**SET TASK:** Which lines in the listing below contain the string "title"? Pick out each one and copy it in full.

**DATA:**
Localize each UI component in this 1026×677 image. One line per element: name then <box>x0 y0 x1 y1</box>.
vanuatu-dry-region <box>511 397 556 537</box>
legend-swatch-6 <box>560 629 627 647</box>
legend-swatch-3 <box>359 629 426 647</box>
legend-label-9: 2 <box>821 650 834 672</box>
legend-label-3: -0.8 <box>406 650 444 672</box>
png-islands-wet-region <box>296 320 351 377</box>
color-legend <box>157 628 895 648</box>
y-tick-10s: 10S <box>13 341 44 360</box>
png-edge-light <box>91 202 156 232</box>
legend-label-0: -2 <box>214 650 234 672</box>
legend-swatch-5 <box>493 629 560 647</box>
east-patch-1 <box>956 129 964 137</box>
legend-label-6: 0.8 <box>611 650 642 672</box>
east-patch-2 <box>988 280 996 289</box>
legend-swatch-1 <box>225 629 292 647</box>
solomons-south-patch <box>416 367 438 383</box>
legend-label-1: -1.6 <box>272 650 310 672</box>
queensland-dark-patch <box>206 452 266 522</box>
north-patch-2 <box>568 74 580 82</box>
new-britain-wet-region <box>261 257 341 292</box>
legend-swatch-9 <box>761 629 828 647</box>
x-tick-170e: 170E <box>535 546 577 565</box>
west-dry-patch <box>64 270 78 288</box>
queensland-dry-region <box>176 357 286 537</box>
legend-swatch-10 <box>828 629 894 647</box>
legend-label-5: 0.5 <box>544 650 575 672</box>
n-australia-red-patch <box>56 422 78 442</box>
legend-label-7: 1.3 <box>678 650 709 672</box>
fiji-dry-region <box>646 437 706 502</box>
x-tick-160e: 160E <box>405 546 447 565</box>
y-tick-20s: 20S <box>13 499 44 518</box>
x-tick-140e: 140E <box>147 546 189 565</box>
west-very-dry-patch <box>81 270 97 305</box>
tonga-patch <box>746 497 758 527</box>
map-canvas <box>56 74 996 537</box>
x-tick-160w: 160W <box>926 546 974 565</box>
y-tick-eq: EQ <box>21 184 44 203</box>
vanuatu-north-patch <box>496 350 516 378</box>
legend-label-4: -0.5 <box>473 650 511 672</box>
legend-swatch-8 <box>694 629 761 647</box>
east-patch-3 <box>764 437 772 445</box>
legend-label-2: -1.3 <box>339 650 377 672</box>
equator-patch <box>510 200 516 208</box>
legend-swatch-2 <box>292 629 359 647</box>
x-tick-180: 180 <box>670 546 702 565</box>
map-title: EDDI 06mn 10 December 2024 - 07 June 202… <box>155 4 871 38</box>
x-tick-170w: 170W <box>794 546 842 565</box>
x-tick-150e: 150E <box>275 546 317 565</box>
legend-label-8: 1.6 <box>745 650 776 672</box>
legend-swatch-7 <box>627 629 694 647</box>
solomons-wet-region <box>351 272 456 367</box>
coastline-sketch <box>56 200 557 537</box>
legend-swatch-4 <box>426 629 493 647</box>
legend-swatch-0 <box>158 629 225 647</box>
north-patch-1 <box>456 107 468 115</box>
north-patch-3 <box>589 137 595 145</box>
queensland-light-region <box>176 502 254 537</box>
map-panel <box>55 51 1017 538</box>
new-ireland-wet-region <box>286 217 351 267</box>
==
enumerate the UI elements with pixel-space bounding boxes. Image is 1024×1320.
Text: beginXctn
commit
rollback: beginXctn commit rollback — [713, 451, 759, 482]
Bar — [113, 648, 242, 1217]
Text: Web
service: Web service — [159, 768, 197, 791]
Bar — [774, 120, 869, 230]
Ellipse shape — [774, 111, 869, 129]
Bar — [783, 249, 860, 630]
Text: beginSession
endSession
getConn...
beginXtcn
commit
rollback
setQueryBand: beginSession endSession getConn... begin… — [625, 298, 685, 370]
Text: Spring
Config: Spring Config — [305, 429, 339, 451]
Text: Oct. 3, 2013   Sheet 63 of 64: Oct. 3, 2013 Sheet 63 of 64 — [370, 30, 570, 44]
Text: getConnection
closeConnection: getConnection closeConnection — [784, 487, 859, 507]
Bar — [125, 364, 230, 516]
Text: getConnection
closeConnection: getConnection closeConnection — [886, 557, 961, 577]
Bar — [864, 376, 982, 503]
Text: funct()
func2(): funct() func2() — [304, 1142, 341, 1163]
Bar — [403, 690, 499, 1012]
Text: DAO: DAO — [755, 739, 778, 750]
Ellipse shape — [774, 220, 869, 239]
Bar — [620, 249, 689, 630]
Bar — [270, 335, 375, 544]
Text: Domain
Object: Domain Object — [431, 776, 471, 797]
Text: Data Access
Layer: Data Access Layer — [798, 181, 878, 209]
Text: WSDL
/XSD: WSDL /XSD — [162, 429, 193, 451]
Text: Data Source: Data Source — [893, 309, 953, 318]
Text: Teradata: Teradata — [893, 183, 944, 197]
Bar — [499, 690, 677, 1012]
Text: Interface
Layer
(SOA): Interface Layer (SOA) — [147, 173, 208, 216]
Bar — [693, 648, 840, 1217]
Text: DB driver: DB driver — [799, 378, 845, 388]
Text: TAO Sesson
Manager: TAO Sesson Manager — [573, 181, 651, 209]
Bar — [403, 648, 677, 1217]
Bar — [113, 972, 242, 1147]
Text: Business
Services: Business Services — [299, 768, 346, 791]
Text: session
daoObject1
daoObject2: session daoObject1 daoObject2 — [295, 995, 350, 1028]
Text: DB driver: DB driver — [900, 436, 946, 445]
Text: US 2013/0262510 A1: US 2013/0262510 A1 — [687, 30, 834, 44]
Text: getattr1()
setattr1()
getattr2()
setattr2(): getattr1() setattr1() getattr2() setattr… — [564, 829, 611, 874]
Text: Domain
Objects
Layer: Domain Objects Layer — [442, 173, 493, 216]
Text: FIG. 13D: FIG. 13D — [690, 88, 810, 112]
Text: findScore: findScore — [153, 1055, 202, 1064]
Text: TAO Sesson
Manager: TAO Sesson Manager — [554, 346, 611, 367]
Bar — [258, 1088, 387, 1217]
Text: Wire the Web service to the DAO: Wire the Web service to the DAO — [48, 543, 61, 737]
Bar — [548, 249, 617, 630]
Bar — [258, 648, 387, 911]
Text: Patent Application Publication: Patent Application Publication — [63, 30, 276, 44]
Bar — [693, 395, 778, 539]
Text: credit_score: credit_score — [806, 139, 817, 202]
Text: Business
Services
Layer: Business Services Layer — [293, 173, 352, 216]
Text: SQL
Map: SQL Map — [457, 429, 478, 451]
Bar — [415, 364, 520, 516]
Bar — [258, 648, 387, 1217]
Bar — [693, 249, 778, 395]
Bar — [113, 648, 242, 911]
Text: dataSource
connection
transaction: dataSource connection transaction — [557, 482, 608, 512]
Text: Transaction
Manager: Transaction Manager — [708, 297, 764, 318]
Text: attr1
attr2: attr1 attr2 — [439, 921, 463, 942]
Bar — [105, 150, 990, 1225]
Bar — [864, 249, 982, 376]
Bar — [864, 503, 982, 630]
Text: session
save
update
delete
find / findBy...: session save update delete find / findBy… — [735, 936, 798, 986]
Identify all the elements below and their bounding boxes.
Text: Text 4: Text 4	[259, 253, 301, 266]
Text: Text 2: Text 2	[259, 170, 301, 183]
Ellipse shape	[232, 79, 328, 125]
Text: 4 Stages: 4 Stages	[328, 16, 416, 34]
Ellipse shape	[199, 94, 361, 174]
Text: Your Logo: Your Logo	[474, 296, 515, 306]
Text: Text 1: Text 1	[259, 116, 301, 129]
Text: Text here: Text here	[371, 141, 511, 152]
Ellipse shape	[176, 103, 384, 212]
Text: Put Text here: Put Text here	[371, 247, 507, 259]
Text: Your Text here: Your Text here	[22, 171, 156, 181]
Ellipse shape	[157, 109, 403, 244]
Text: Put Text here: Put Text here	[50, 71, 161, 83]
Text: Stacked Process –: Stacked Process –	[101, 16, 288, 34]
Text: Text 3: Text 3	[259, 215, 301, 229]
...
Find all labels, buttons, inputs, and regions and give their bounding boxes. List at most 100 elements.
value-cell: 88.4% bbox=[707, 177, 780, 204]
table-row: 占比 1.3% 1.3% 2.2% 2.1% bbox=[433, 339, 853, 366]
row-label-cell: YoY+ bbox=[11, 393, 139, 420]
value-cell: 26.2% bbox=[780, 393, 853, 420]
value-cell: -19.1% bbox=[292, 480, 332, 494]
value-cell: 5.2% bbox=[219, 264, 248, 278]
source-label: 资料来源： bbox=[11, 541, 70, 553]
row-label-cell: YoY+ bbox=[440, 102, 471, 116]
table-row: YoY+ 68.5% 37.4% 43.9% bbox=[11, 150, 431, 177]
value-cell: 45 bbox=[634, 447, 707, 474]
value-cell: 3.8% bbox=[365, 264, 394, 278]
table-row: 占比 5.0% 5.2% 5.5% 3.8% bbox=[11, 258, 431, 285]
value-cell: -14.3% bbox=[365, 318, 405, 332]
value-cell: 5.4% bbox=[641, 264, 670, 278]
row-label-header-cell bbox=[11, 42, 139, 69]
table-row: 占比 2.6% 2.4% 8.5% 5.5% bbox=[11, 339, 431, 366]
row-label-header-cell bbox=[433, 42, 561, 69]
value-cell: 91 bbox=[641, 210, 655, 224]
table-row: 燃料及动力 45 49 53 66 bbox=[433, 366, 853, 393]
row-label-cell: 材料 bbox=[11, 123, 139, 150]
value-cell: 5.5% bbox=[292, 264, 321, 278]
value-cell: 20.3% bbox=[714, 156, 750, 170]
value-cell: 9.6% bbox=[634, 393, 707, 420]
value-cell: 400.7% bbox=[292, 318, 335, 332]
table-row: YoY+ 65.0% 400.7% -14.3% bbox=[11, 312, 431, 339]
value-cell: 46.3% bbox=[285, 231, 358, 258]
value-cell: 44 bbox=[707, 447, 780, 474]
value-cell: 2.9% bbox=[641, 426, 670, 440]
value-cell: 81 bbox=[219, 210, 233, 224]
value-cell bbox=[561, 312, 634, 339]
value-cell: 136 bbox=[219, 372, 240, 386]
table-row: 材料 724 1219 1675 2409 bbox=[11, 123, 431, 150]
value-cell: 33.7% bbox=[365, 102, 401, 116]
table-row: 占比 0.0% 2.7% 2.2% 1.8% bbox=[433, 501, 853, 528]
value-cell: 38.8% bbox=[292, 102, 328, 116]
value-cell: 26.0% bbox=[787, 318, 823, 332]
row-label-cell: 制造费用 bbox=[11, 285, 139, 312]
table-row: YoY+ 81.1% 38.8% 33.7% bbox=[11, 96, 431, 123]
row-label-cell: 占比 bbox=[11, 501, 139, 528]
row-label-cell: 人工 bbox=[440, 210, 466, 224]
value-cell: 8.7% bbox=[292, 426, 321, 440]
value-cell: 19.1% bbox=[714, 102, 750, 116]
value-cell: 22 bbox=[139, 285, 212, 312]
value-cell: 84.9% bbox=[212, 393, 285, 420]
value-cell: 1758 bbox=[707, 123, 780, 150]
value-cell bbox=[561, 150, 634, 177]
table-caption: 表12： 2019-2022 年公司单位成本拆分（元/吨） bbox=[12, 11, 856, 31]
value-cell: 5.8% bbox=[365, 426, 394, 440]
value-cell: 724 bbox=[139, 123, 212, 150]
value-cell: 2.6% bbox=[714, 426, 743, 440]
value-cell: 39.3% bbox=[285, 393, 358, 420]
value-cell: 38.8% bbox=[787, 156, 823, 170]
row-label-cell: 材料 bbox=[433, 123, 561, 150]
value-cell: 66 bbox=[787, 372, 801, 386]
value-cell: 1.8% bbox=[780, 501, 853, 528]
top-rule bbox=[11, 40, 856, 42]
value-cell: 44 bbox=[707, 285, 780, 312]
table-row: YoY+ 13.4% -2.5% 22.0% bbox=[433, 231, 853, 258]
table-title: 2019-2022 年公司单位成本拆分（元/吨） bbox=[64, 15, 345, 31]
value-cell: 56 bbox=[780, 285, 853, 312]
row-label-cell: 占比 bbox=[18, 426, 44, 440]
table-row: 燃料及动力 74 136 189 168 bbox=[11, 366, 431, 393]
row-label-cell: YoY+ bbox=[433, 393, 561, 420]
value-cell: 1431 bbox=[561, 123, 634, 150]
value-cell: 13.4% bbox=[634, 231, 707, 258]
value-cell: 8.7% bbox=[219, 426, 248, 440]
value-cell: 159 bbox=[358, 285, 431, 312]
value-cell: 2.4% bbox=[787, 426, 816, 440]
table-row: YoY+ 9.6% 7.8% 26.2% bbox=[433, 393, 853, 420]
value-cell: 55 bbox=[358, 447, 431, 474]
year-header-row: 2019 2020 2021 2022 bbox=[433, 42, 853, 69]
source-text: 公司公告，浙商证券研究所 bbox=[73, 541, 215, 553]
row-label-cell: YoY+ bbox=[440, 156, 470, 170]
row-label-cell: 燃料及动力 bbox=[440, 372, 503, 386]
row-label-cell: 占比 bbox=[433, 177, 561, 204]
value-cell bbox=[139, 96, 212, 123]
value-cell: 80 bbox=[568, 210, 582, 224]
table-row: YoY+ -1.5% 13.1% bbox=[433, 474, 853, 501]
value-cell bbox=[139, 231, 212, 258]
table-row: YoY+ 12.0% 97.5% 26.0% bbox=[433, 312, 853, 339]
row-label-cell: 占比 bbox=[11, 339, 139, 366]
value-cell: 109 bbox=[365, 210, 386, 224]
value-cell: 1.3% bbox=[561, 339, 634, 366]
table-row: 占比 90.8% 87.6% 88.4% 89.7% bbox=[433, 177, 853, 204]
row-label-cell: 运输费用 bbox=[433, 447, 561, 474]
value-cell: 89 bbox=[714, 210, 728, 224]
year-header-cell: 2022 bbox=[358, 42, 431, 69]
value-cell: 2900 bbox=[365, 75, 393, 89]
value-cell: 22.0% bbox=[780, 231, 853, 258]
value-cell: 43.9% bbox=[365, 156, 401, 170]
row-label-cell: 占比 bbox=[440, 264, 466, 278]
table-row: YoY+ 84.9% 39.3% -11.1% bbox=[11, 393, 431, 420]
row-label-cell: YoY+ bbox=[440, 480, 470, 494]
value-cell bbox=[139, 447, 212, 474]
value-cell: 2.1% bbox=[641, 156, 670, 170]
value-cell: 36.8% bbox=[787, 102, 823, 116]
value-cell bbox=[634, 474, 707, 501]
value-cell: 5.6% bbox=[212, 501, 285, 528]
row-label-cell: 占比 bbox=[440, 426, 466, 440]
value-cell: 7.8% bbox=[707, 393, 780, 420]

**TASK ANSWER:**
map-title: EDDI 06mn 10 December 2024 - 07 June 202… <box>155 4 871 38</box>
table-title: 2019-2022 年公司单位成本拆分（元/吨） bbox=[64, 15, 345, 31]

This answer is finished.